STATED TASK » Pick out each line below containing "ответы".
+++
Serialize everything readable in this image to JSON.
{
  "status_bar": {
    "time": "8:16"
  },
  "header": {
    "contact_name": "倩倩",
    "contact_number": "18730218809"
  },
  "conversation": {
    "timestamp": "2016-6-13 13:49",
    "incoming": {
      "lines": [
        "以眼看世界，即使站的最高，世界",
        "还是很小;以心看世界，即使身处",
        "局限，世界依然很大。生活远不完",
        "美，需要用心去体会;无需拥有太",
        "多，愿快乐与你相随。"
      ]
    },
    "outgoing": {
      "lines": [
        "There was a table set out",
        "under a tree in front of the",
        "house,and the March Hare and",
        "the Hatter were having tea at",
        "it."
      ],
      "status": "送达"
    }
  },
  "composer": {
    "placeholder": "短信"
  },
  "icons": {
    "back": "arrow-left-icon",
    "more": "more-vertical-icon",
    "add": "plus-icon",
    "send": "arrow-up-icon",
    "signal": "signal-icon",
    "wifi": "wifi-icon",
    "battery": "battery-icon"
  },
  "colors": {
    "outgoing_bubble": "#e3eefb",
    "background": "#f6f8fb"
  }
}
+++
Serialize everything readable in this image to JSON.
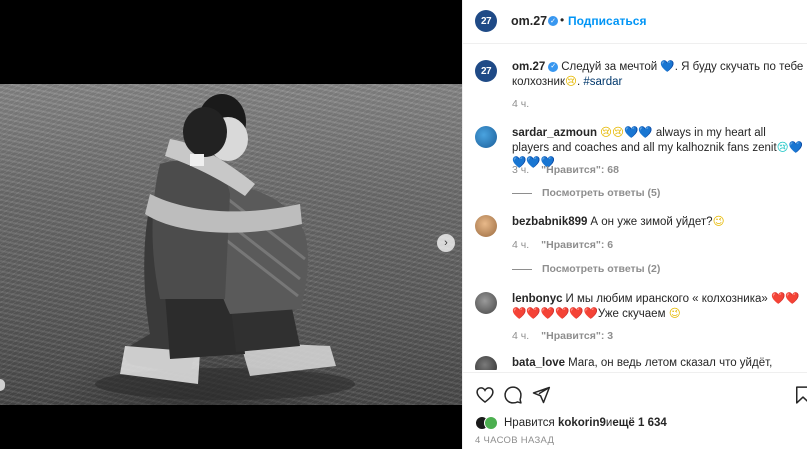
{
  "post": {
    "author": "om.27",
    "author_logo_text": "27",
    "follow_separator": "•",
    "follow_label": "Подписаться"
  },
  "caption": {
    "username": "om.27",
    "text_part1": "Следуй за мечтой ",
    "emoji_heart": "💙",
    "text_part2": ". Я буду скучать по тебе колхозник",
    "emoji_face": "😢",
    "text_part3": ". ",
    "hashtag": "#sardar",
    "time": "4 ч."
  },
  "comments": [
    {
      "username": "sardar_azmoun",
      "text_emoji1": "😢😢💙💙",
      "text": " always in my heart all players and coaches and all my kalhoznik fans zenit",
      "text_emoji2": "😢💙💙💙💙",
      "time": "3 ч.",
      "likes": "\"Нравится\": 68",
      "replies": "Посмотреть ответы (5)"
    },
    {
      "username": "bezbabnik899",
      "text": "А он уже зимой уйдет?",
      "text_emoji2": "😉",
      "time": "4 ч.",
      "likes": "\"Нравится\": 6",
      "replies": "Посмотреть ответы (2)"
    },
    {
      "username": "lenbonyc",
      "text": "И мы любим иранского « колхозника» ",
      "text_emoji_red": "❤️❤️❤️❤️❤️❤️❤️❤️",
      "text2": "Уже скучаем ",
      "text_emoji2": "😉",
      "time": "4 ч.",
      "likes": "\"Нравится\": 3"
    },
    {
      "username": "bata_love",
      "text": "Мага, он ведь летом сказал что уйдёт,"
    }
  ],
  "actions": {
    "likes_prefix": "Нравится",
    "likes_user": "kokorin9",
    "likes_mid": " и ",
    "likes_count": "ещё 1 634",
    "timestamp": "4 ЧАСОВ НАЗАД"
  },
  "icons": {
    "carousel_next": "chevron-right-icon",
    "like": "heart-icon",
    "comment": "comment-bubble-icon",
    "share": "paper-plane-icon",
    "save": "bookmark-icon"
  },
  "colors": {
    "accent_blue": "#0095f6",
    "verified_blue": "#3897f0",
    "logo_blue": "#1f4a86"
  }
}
+++
CORRECT ANSWER »
      "replies": "Посмотреть ответы (5)"
      "replies": "Посмотреть ответы (2)"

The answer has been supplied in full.